■ Set task ■
Retype the line in which "Output the text content of this document." appears, then every line after it until the records end. Leave out the pictures.

(Stored records)
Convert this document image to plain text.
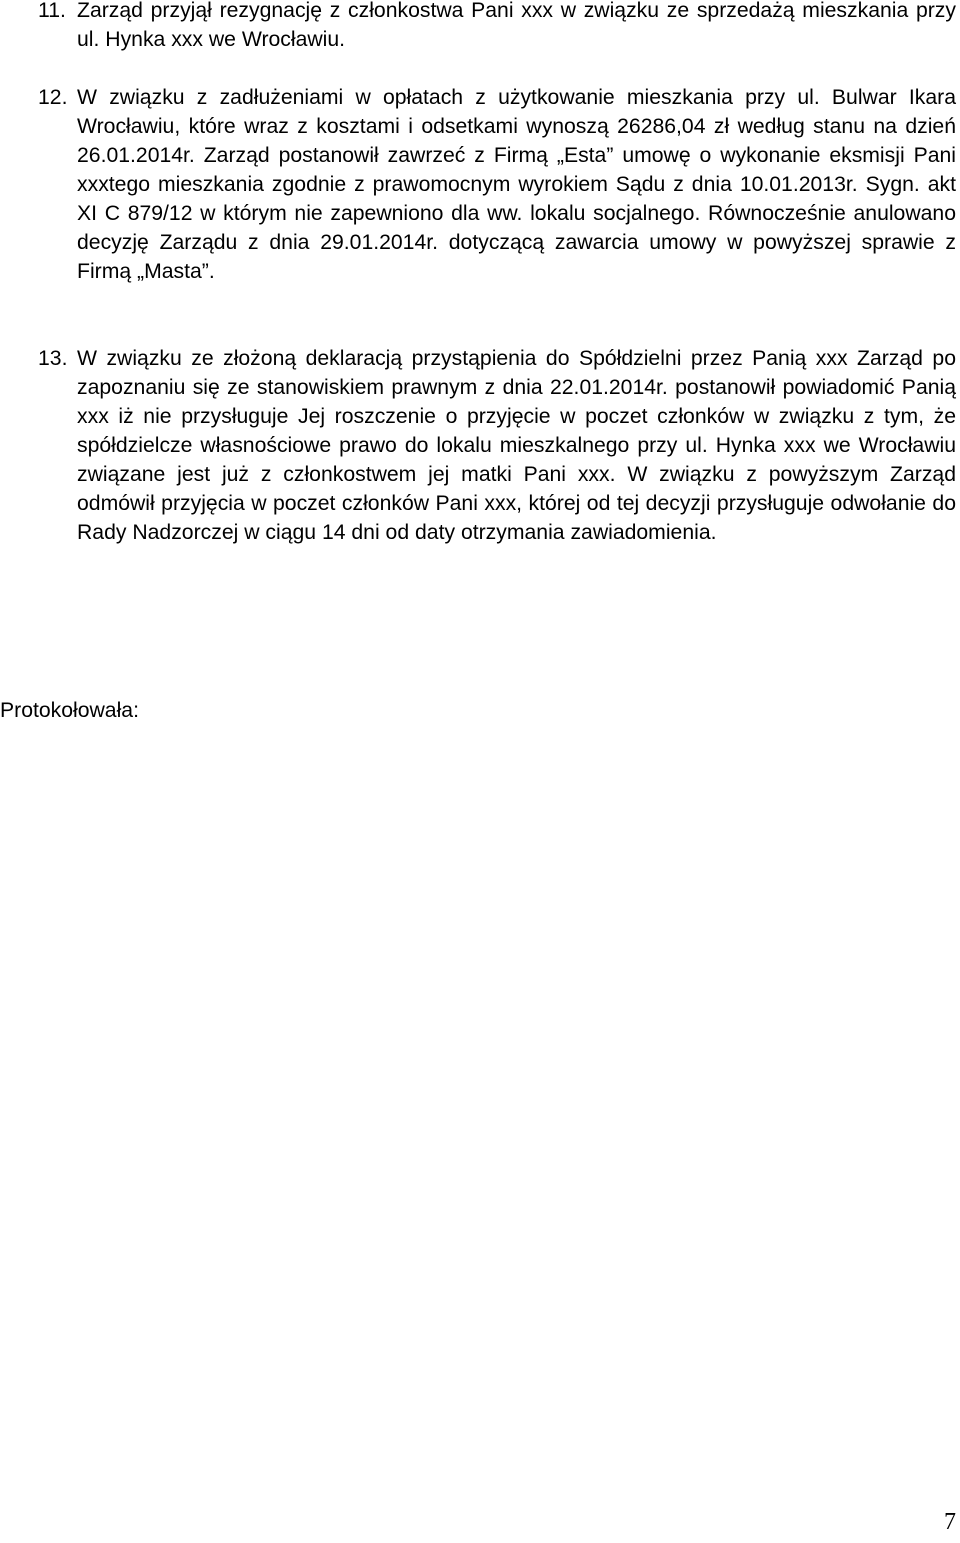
11. Zarząd przyjął rezygnację z członkostwa Pani xxx w związku ze sprzedażą mieszkania przy ul. Hynka xxx we Wrocławiu.
12. W związku z zadłużeniami w opłatach z użytkowanie mieszkania przy ul. Bulwar Ikara Wrocławiu, które wraz z kosztami i odsetkami wynoszą 26286,04 zł według stanu na dzień 26.01.2014r. Zarząd postanowił zawrzeć z Firmą „Esta” umowę o wykonanie eksmisji Pani xxxtego mieszkania zgodnie z prawomocnym wyrokiem Sądu z dnia 10.01.2013r. Sygn. akt XI C 879/12 w którym nie zapewniono dla ww. lokalu socjalnego. Równocześnie anulowano decyzję Zarządu z dnia 29.01.2014r. dotyczącą zawarcia umowy w powyższej sprawie z Firmą „Masta”.
13. W związku ze złożoną deklaracją przystąpienia do Spółdzielni przez Panią xxx Zarząd po zapoznaniu się ze stanowiskiem prawnym z dnia 22.01.2014r. postanowił powiadomić Panią xxx iż nie przysługuje Jej roszczenie o przyjęcie w poczet członków w związku z tym, że spółdzielcze własnościowe prawo do lokalu mieszkalnego przy ul. Hynka xxx we Wrocławiu związane jest już z członkostwem jej matki Pani xxx. W związku z powyższym Zarząd odmówił przyjęcia w poczet członków Pani xxx, której od tej decyzji przysługuje odwołanie do Rady Nadzorczej w ciągu 14 dni od daty otrzymania zawiadomienia.
Protokołowała:
7
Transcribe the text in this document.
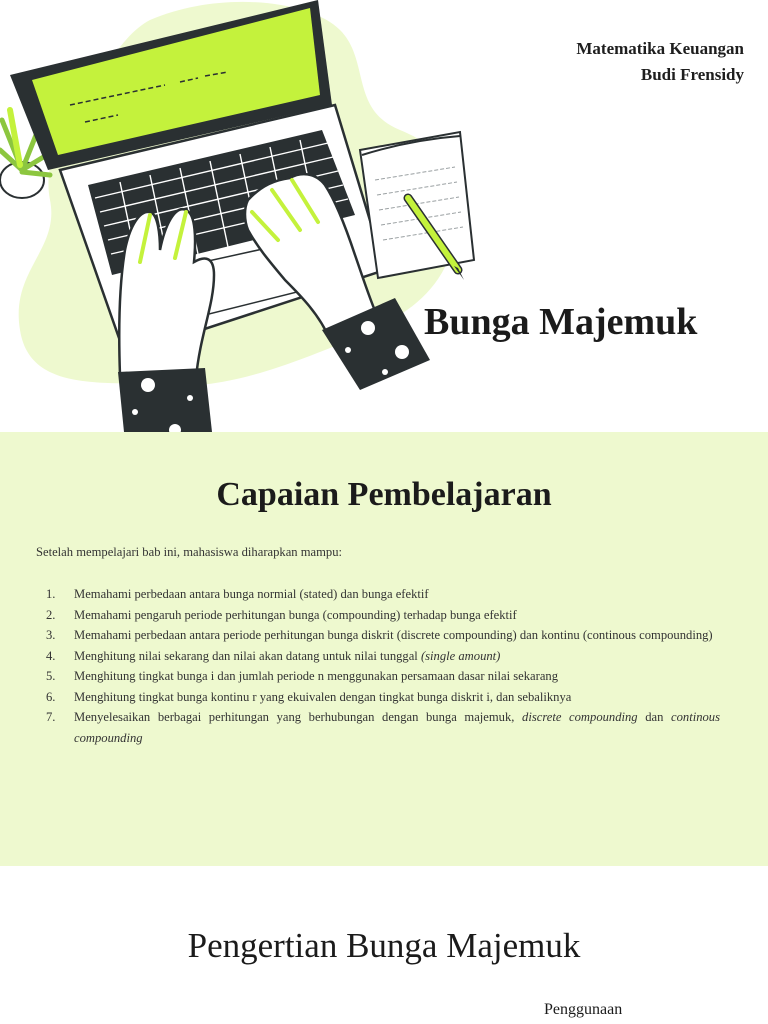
Matematika Keuangan
Budi Frensidy
Bunga Majemuk
Capaian Pembelajaran
Setelah mempelajari bab ini, mahasiswa diharapkan mampu:
1. Memahami perbedaan antara bunga normial (stated) dan bunga efektif
2. Memahami pengaruh periode perhitungan bunga (compounding) terhadap bunga efektif
3. Memahami perbedaan antara periode perhitungan bunga diskrit (discrete compounding) dan kontinu (continous compounding)
4. Menghitung nilai sekarang dan nilai akan datang untuk nilai tunggal (single amount)
5. Menghitung tingkat bunga i dan jumlah periode n menggunakan persamaan dasar nilai sekarang
6. Menghitung tingkat bunga kontinu r yang ekuivalen dengan tingkat bunga diskrit i, dan sebaliknya
7. Menyelesaikan berbagai perhitungan yang berhubungan dengan bunga majemuk, discrete compounding dan continous compounding
Pengertian Bunga Majemuk
Penggunaan
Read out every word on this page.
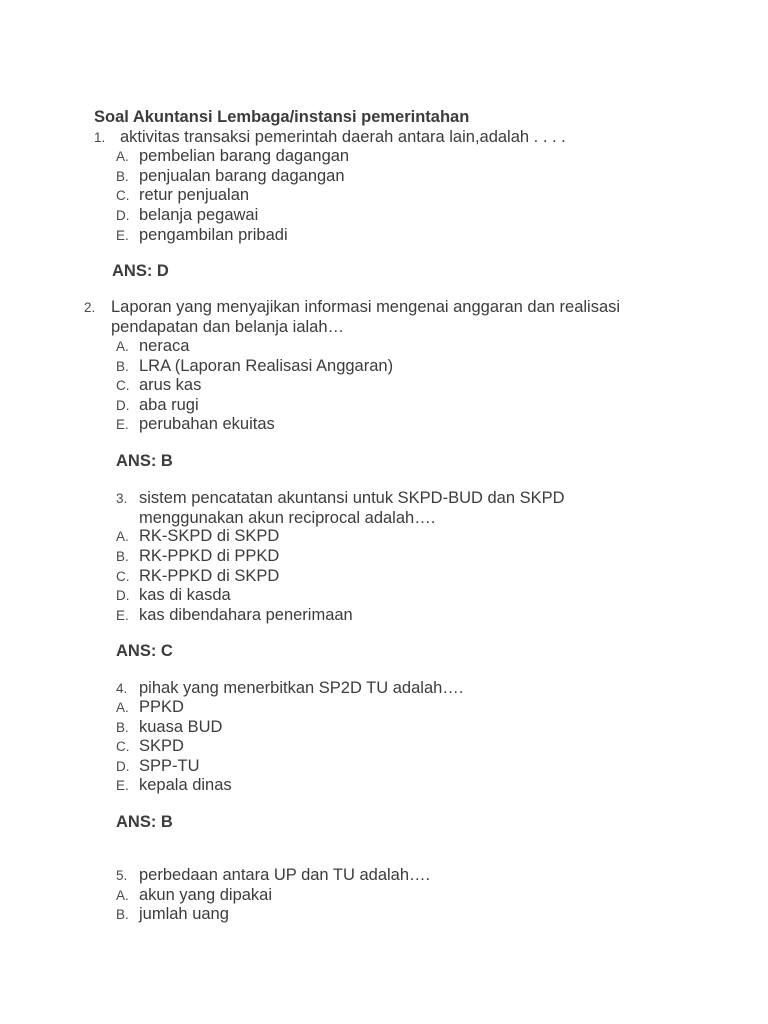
Soal Akuntansi Lembaga/instansi pemerintahan
1. aktivitas transaksi pemerintah daerah antara lain,adalah . . . .
A. pembelian barang dagangan
B. penjualan barang dagangan
C. retur penjualan
D. belanja pegawai
E. pengambilan pribadi
ANS: D
2. Laporan yang menyajikan informasi mengenai anggaran dan realisasi
pendapatan dan belanja ialah…
A. neraca
B. LRA (Laporan Realisasi Anggaran)
C. arus kas
D. aba rugi
E. perubahan ekuitas
ANS: B
3. sistem pencatatan akuntansi untuk SKPD-BUD dan SKPD
menggunakan akun reciprocal adalah….
A. RK-SKPD di SKPD
B. RK-PPKD di PPKD
C. RK-PPKD di SKPD
D. kas di kasda
E. kas dibendahara penerimaan
ANS: C
4. pihak yang menerbitkan SP2D TU adalah….
A. PPKD
B. kuasa BUD
C. SKPD
D. SPP-TU
E. kepala dinas
ANS: B
5. perbedaan antara UP dan TU adalah….
A. akun yang dipakai
B. jumlah uang
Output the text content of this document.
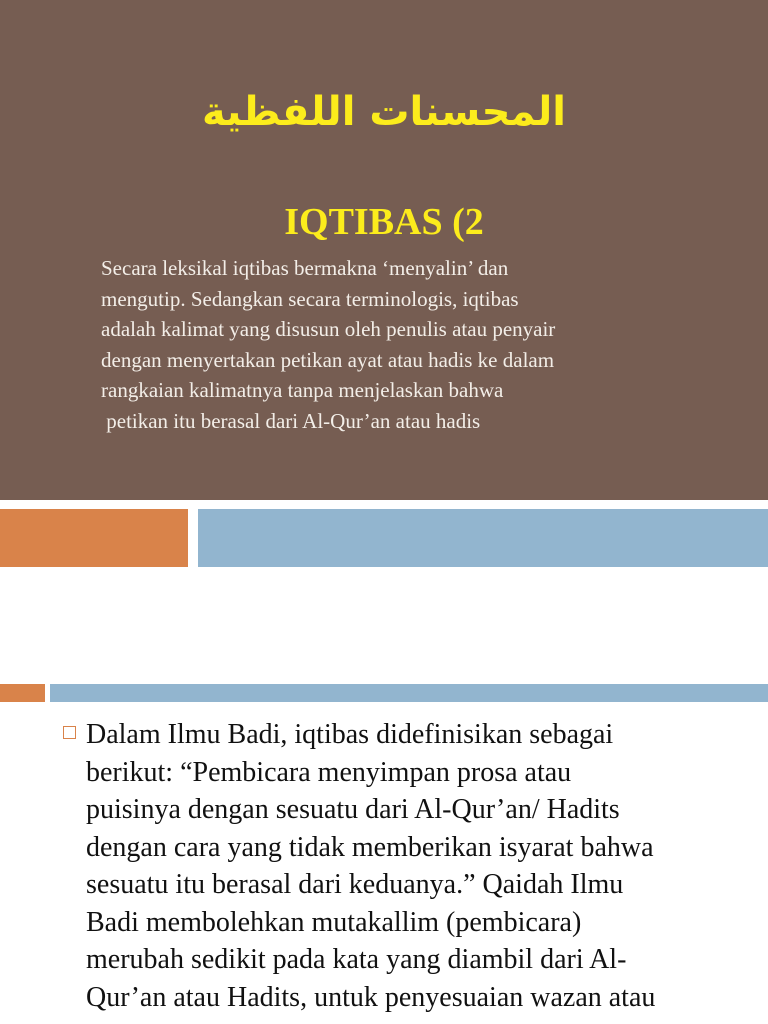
المحسنات اللفظية
IQTIBAS (2
Secara leksikal iqtibas bermakna ‘menyalin’ dan
mengutip. Sedangkan secara terminologis, iqtibas
adalah kalimat yang disusun oleh penulis atau penyair
dengan menyertakan petikan ayat atau hadis ke dalam
rangkaian kalimatnya tanpa menjelaskan bahwa
petikan itu berasal dari Al-Qur’an atau hadis
Dalam Ilmu Badi, iqtibas didefinisikan sebagai
berikut: “Pembicara menyimpan prosa atau
puisinya dengan sesuatu dari Al-Qur’an/ Hadits
dengan cara yang tidak memberikan isyarat bahwa
sesuatu itu berasal dari keduanya.” Qaidah Ilmu
Badi membolehkan mutakallim (pembicara)
merubah sedikit pada kata yang diambil dari Al-
Qur’an atau Hadits, untuk penyesuaian wazan atau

■ Answer to this problem ■
Output the text content of this document.
المحسنات اللفظية
IQTIBAS (2
Secara leksikal iqtibas bermakna ‘menyalin’ dan
mengutip. Sedangkan secara terminologis, iqtibas
adalah kalimat yang disusun oleh penulis atau penyair
dengan menyertakan petikan ayat atau hadis ke dalam
rangkaian kalimatnya tanpa menjelaskan bahwa
petikan itu berasal dari Al-Qur’an atau hadis
Dalam Ilmu Badi, iqtibas didefinisikan sebagai
berikut: “Pembicara menyimpan prosa atau
puisinya dengan sesuatu dari Al-Qur’an/ Hadits
dengan cara yang tidak memberikan isyarat bahwa
sesuatu itu berasal dari keduanya.” Qaidah Ilmu
Badi membolehkan mutakallim (pembicara)
merubah sedikit pada kata yang diambil dari Al-
Qur’an atau Hadits, untuk penyesuaian wazan atau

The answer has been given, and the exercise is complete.